-- start DATA PROVIDED --

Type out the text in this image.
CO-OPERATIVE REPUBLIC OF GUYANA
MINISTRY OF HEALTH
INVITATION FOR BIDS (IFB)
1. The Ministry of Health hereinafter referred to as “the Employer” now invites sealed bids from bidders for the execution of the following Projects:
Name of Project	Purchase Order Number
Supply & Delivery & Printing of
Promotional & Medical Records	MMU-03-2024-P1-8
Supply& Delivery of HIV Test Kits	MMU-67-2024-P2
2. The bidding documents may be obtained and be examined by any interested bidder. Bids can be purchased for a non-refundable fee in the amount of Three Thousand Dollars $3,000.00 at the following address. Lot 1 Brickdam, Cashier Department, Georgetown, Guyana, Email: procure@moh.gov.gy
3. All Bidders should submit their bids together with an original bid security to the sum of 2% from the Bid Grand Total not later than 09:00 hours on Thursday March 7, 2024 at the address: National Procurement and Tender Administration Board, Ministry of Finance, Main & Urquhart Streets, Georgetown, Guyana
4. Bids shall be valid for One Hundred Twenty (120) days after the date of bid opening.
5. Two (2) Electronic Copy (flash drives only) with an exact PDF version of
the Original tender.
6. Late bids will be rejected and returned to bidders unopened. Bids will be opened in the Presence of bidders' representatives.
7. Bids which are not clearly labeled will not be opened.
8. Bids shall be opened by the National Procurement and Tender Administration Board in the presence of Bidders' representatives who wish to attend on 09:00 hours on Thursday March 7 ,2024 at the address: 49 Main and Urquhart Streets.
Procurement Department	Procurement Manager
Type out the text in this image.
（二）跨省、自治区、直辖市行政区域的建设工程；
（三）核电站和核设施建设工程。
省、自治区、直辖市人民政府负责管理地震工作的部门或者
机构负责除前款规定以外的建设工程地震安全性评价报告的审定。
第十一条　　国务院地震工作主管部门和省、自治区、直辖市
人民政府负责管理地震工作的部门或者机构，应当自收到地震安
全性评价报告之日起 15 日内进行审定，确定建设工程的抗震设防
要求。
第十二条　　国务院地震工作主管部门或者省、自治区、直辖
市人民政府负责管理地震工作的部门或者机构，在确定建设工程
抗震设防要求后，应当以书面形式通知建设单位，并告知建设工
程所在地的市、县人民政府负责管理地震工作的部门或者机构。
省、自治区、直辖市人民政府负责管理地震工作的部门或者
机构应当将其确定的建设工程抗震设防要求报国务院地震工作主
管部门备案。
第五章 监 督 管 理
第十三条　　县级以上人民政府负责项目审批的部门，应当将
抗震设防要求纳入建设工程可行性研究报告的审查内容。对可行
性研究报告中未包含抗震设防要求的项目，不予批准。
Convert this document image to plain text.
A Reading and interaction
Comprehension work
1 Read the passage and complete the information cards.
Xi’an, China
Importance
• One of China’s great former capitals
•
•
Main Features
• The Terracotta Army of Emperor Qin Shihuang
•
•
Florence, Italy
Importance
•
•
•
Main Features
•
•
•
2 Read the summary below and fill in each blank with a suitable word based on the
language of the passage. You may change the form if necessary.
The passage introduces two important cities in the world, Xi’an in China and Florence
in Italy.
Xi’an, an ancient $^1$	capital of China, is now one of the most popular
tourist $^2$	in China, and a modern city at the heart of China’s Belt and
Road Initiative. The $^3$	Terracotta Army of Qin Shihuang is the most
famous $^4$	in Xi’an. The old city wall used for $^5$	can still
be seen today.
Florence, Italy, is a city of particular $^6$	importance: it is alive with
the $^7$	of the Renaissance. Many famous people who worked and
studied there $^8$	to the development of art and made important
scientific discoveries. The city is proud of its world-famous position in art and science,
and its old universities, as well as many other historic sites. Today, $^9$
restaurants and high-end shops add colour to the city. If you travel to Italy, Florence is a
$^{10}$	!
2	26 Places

-- end DATA PROVIDED --

■ **EXERCISE INSTRUCTIONS**: Tally the lines in this data that hold the word "Board" and state only the count.

■ **ANSWER TO THE TASK**: 2